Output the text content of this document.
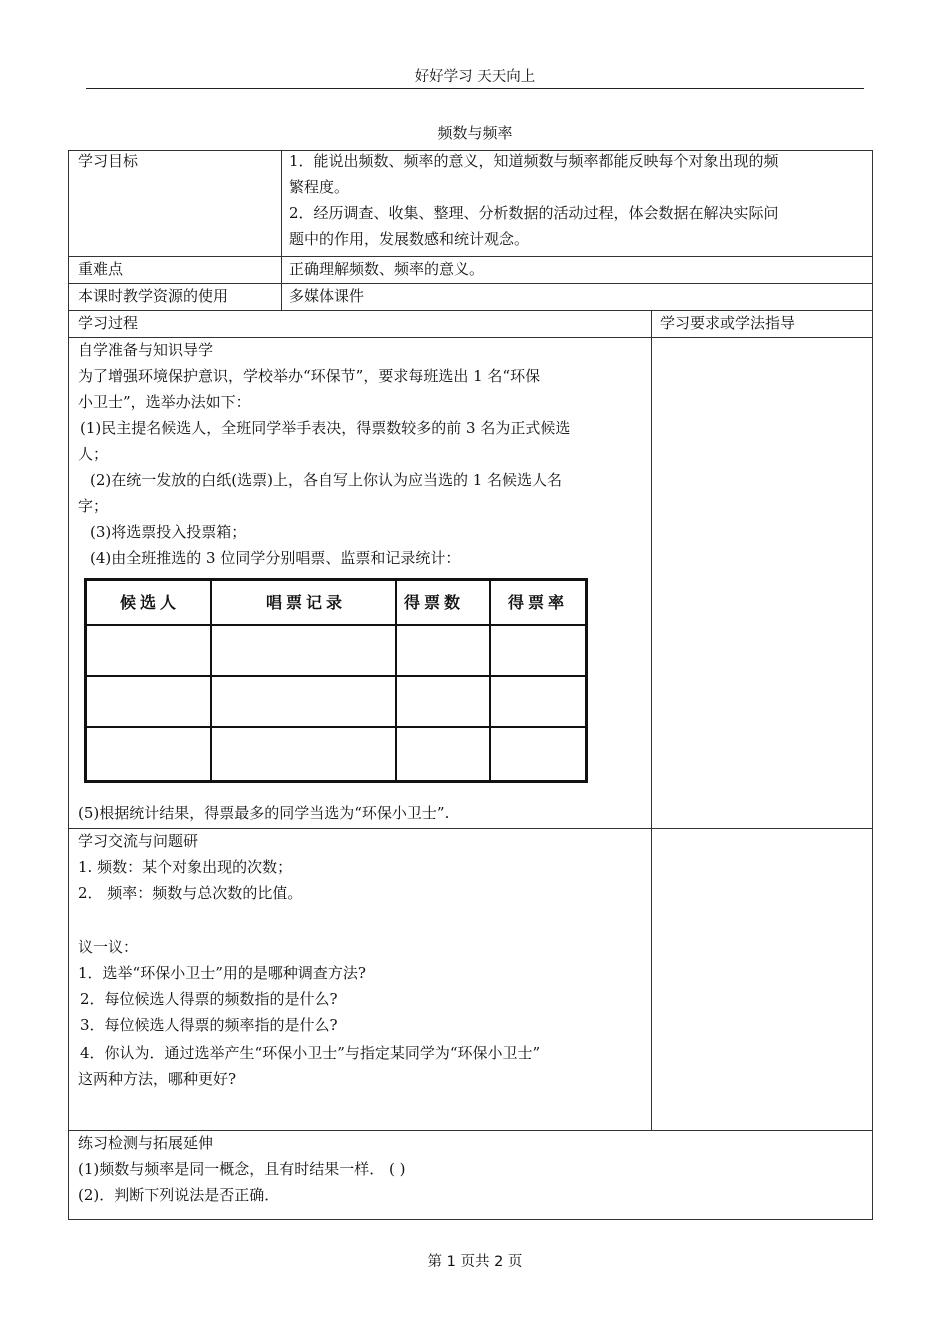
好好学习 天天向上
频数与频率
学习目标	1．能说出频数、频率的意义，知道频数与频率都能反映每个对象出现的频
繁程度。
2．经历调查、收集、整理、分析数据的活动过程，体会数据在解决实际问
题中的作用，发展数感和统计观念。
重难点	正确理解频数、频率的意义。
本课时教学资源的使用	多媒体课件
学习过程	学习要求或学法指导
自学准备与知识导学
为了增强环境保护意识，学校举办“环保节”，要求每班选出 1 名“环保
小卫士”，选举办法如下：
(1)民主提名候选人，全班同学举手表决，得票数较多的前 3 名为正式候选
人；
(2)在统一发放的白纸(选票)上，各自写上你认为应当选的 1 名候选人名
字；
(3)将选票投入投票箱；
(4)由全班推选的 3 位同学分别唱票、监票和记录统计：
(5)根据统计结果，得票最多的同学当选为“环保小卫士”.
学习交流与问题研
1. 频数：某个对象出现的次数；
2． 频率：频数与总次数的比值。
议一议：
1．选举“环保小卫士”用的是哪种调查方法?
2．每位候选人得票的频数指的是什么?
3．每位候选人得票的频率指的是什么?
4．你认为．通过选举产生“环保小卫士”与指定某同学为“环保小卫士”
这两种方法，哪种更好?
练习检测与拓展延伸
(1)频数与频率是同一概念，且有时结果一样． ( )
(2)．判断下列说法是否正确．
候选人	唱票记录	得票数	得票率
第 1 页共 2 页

= = =

**OBJECTIVE**.
Give the entries again word for word, but skip the pictures.

**ANSWER TO THIS EXERCISE**.
Output the text content of this document.
好好学习 天天向上
频数与频率
学习目标	1．能说出频数、频率的意义，知道频数与频率都能反映每个对象出现的频
繁程度。
2．经历调查、收集、整理、分析数据的活动过程，体会数据在解决实际问
题中的作用，发展数感和统计观念。
重难点	正确理解频数、频率的意义。
本课时教学资源的使用	多媒体课件
学习过程	学习要求或学法指导
自学准备与知识导学
为了增强环境保护意识，学校举办“环保节”，要求每班选出 1 名“环保
小卫士”，选举办法如下：
(1)民主提名候选人，全班同学举手表决，得票数较多的前 3 名为正式候选
人；
(2)在统一发放的白纸(选票)上，各自写上你认为应当选的 1 名候选人名
字；
(3)将选票投入投票箱；
(4)由全班推选的 3 位同学分别唱票、监票和记录统计：
(5)根据统计结果，得票最多的同学当选为“环保小卫士”.
学习交流与问题研
1. 频数：某个对象出现的次数；
2． 频率：频数与总次数的比值。
议一议：
1．选举“环保小卫士”用的是哪种调查方法?
2．每位候选人得票的频数指的是什么?
3．每位候选人得票的频率指的是什么?
4．你认为．通过选举产生“环保小卫士”与指定某同学为“环保小卫士”
这两种方法，哪种更好?
练习检测与拓展延伸
(1)频数与频率是同一概念，且有时结果一样． ( )
(2)．判断下列说法是否正确．
候选人	唱票记录	得票数	得票率
第 1 页共 2 页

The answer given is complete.